• Try it
Nothing may be changed. Give the entries below again exactly.

Stored data entries
· · · ·

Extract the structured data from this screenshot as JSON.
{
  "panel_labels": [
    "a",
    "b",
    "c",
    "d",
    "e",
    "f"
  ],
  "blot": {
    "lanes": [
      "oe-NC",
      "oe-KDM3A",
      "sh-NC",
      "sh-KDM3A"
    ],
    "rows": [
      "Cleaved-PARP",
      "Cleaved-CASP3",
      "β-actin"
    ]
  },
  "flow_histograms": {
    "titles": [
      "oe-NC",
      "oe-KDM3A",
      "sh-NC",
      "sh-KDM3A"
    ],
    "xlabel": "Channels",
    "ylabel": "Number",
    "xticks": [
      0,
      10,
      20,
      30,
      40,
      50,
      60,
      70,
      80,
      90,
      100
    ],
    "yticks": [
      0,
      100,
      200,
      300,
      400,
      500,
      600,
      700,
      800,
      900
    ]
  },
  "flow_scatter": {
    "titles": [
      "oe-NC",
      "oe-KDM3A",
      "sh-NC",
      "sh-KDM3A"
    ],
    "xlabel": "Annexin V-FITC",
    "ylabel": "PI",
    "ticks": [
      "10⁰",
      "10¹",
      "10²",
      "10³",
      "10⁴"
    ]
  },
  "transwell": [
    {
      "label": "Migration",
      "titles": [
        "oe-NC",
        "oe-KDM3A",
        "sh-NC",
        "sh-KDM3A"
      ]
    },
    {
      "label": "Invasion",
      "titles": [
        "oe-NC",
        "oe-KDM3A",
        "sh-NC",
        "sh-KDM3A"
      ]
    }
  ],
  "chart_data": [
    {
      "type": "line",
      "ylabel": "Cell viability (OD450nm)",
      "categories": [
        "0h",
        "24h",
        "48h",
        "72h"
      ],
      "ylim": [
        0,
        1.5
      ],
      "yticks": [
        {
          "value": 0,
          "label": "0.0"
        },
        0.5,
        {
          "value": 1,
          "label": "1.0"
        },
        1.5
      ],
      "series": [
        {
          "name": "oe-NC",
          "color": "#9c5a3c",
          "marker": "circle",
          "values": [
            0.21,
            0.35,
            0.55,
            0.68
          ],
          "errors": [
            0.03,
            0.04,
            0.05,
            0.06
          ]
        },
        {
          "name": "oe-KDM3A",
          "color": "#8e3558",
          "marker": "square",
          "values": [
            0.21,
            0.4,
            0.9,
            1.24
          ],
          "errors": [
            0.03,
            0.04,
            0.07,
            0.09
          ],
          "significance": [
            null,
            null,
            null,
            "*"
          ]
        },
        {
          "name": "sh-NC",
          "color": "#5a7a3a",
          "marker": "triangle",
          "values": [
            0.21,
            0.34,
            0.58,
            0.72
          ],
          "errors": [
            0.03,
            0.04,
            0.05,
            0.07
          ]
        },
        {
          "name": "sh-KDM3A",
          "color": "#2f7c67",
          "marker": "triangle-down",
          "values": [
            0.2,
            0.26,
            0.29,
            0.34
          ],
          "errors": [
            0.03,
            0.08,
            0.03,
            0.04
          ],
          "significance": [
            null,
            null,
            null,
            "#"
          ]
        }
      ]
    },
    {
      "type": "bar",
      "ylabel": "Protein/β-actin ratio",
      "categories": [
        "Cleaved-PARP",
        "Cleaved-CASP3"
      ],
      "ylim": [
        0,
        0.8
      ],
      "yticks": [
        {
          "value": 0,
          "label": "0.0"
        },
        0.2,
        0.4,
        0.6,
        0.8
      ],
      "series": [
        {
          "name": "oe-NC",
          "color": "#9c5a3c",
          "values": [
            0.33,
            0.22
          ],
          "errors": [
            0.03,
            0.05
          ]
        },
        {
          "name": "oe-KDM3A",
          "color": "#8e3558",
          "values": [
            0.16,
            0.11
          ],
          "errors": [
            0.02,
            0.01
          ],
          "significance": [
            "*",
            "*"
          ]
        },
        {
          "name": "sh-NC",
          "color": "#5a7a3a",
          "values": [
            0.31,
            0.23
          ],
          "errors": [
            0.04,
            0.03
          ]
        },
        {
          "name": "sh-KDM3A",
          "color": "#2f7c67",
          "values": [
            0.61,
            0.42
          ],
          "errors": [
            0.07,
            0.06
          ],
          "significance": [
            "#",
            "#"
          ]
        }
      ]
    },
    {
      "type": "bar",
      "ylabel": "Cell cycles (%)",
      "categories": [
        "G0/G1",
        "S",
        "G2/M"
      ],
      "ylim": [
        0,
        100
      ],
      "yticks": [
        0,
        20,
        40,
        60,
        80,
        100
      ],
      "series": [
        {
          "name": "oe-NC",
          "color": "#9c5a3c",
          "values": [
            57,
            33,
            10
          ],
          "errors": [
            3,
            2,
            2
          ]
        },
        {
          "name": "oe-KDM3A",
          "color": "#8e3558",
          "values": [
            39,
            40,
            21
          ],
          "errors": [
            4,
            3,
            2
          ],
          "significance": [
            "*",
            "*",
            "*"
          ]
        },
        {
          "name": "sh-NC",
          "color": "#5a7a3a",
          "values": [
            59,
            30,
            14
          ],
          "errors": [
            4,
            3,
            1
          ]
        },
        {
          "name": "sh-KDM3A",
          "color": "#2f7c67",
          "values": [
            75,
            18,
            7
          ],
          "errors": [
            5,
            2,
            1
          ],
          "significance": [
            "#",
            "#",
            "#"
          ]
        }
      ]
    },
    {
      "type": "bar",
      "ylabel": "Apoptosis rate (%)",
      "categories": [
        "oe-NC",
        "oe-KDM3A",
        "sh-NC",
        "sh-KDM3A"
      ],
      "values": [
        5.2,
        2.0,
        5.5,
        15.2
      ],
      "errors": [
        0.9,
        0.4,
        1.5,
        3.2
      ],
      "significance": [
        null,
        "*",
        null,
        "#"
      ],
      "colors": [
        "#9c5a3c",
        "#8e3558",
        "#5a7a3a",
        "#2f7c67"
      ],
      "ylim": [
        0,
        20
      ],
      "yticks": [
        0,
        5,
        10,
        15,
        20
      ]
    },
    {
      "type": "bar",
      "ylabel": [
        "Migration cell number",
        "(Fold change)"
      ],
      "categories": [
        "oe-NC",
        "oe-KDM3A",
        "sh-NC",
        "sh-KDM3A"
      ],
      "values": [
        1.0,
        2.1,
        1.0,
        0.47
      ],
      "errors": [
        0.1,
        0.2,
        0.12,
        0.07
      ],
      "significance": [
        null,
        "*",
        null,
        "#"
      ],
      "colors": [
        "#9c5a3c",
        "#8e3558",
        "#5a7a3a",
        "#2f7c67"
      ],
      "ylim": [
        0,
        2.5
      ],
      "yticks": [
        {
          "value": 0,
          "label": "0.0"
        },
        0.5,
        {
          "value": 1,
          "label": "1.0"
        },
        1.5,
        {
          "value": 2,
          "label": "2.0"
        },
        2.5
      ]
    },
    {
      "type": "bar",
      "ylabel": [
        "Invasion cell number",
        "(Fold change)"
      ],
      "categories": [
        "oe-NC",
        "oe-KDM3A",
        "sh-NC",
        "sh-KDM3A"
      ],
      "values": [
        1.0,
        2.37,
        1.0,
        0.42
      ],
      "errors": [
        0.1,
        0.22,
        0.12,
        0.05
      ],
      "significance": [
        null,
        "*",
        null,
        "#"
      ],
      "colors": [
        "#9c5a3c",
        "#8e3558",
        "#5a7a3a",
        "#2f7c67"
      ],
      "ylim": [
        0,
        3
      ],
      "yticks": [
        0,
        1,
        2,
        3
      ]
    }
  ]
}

· · · ·

• Written reply
Extract the structured data from this screenshot as JSON.
{
  "panel_labels": [
    "a",
    "b",
    "c",
    "d",
    "e",
    "f"
  ],
  "blot": {
    "lanes": [
      "oe-NC",
      "oe-KDM3A",
      "sh-NC",
      "sh-KDM3A"
    ],
    "rows": [
      "Cleaved-PARP",
      "Cleaved-CASP3",
      "β-actin"
    ]
  },
  "flow_histograms": {
    "titles": [
      "oe-NC",
      "oe-KDM3A",
      "sh-NC",
      "sh-KDM3A"
    ],
    "xlabel": "Channels",
    "ylabel": "Number",
    "xticks": [
      0,
      10,
      20,
      30,
      40,
      50,
      60,
      70,
      80,
      90,
      100
    ],
    "yticks": [
      0,
      100,
      200,
      300,
      400,
      500,
      600,
      700,
      800,
      900
    ]
  },
  "flow_scatter": {
    "titles": [
      "oe-NC",
      "oe-KDM3A",
      "sh-NC",
      "sh-KDM3A"
    ],
    "xlabel": "Annexin V-FITC",
    "ylabel": "PI",
    "ticks": [
      "10⁰",
      "10¹",
      "10²",
      "10³",
      "10⁴"
    ]
  },
  "transwell": [
    {
      "label": "Migration",
      "titles": [
        "oe-NC",
        "oe-KDM3A",
        "sh-NC",
        "sh-KDM3A"
      ]
    },
    {
      "label": "Invasion",
      "titles": [
        "oe-NC",
        "oe-KDM3A",
        "sh-NC",
        "sh-KDM3A"
      ]
    }
  ],
  "chart_data": [
    {
      "type": "line",
      "ylabel": "Cell viability (OD450nm)",
      "categories": [
        "0h",
        "24h",
        "48h",
        "72h"
      ],
      "ylim": [
        0,
        1.5
      ],
      "yticks": [
        {
          "value": 0,
          "label": "0.0"
        },
        0.5,
        {
          "value": 1,
          "label": "1.0"
        },
        1.5
      ],
      "series": [
        {
          "name": "oe-NC",
          "color": "#9c5a3c",
          "marker": "circle",
          "values": [
            0.21,
            0.35,
            0.55,
            0.68
          ],
          "errors": [
            0.03,
            0.04,
            0.05,
            0.06
          ]
        },
        {
          "name": "oe-KDM3A",
          "color": "#8e3558",
          "marker": "square",
          "values": [
            0.21,
            0.4,
            0.9,
            1.24
          ],
          "errors": [
            0.03,
            0.04,
            0.07,
            0.09
          ],
          "significance": [
            null,
            null,
            null,
            "*"
          ]
        },
        {
          "name": "sh-NC",
          "color": "#5a7a3a",
          "marker": "triangle",
          "values": [
            0.21,
            0.34,
            0.58,
            0.72
          ],
          "errors": [
            0.03,
            0.04,
            0.05,
            0.07
          ]
        },
        {
          "name": "sh-KDM3A",
          "color": "#2f7c67",
          "marker": "triangle-down",
          "values": [
            0.2,
            0.26,
            0.29,
            0.34
          ],
          "errors": [
            0.03,
            0.08,
            0.03,
            0.04
          ],
          "significance": [
            null,
            null,
            null,
            "#"
          ]
        }
      ]
    },
    {
      "type": "bar",
      "ylabel": "Protein/β-actin ratio",
      "categories": [
        "Cleaved-PARP",
        "Cleaved-CASP3"
      ],
      "ylim": [
        0,
        0.8
      ],
      "yticks": [
        {
          "value": 0,
          "label": "0.0"
        },
        0.2,
        0.4,
        0.6,
        0.8
      ],
      "series": [
        {
          "name": "oe-NC",
          "color": "#9c5a3c",
          "values": [
            0.33,
            0.22
          ],
          "errors": [
            0.03,
            0.05
          ]
        },
        {
          "name": "oe-KDM3A",
          "color": "#8e3558",
          "values": [
            0.16,
            0.11
          ],
          "errors": [
            0.02,
            0.01
          ],
          "significance": [
            "*",
            "*"
          ]
        },
        {
          "name": "sh-NC",
          "color": "#5a7a3a",
          "values": [
            0.31,
            0.23
          ],
          "errors": [
            0.04,
            0.03
          ]
        },
        {
          "name": "sh-KDM3A",
          "color": "#2f7c67",
          "values": [
            0.61,
            0.42
          ],
          "errors": [
            0.07,
            0.06
          ],
          "significance": [
            "#",
            "#"
          ]
        }
      ]
    },
    {
      "type": "bar",
      "ylabel": "Cell cycles (%)",
      "categories": [
        "G0/G1",
        "S",
        "G2/M"
      ],
      "ylim": [
        0,
        100
      ],
      "yticks": [
        0,
        20,
        40,
        60,
        80,
        100
      ],
      "series": [
        {
          "name": "oe-NC",
          "color": "#9c5a3c",
          "values": [
            57,
            33,
            10
          ],
          "errors": [
            3,
            2,
            2
          ]
        },
        {
          "name": "oe-KDM3A",
          "color": "#8e3558",
          "values": [
            39,
            40,
            21
          ],
          "errors": [
            4,
            3,
            2
          ],
          "significance": [
            "*",
            "*",
            "*"
          ]
        },
        {
          "name": "sh-NC",
          "color": "#5a7a3a",
          "values": [
            59,
            30,
            14
          ],
          "errors": [
            4,
            3,
            1
          ]
        },
        {
          "name": "sh-KDM3A",
          "color": "#2f7c67",
          "values": [
            75,
            18,
            7
          ],
          "errors": [
            5,
            2,
            1
          ],
          "significance": [
            "#",
            "#",
            "#"
          ]
        }
      ]
    },
    {
      "type": "bar",
      "ylabel": "Apoptosis rate (%)",
      "categories": [
        "oe-NC",
        "oe-KDM3A",
        "sh-NC",
        "sh-KDM3A"
      ],
      "values": [
        5.2,
        2.0,
        5.5,
        15.2
      ],
      "errors": [
        0.9,
        0.4,
        1.5,
        3.2
      ],
      "significance": [
        null,
        "*",
        null,
        "#"
      ],
      "colors": [
        "#9c5a3c",
        "#8e3558",
        "#5a7a3a",
        "#2f7c67"
      ],
      "ylim": [
        0,
        20
      ],
      "yticks": [
        0,
        5,
        10,
        15,
        20
      ]
    },
    {
      "type": "bar",
      "ylabel": [
        "Migration cell number",
        "(Fold change)"
      ],
      "categories": [
        "oe-NC",
        "oe-KDM3A",
        "sh-NC",
        "sh-KDM3A"
      ],
      "values": [
        1.0,
        2.1,
        1.0,
        0.47
      ],
      "errors": [
        0.1,
        0.2,
        0.12,
        0.07
      ],
      "significance": [
        null,
        "*",
        null,
        "#"
      ],
      "colors": [
        "#9c5a3c",
        "#8e3558",
        "#5a7a3a",
        "#2f7c67"
      ],
      "ylim": [
        0,
        2.5
      ],
      "yticks": [
        {
          "value": 0,
          "label": "0.0"
        },
        0.5,
        {
          "value": 1,
          "label": "1.0"
        },
        1.5,
        {
          "value": 2,
          "label": "2.0"
        },
        2.5
      ]
    },
    {
      "type": "bar",
      "ylabel": [
        "Invasion cell number",
        "(Fold change)"
      ],
      "categories": [
        "oe-NC",
        "oe-KDM3A",
        "sh-NC",
        "sh-KDM3A"
      ],
      "values": [
        1.0,
        2.37,
        1.0,
        0.42
      ],
      "errors": [
        0.1,
        0.22,
        0.12,
        0.05
      ],
      "significance": [
        null,
        "*",
        null,
        "#"
      ],
      "colors": [
        "#9c5a3c",
        "#8e3558",
        "#5a7a3a",
        "#2f7c67"
      ],
      "ylim": [
        0,
        3
      ],
      "yticks": [
        0,
        1,
        2,
        3
      ]
    }
  ]
}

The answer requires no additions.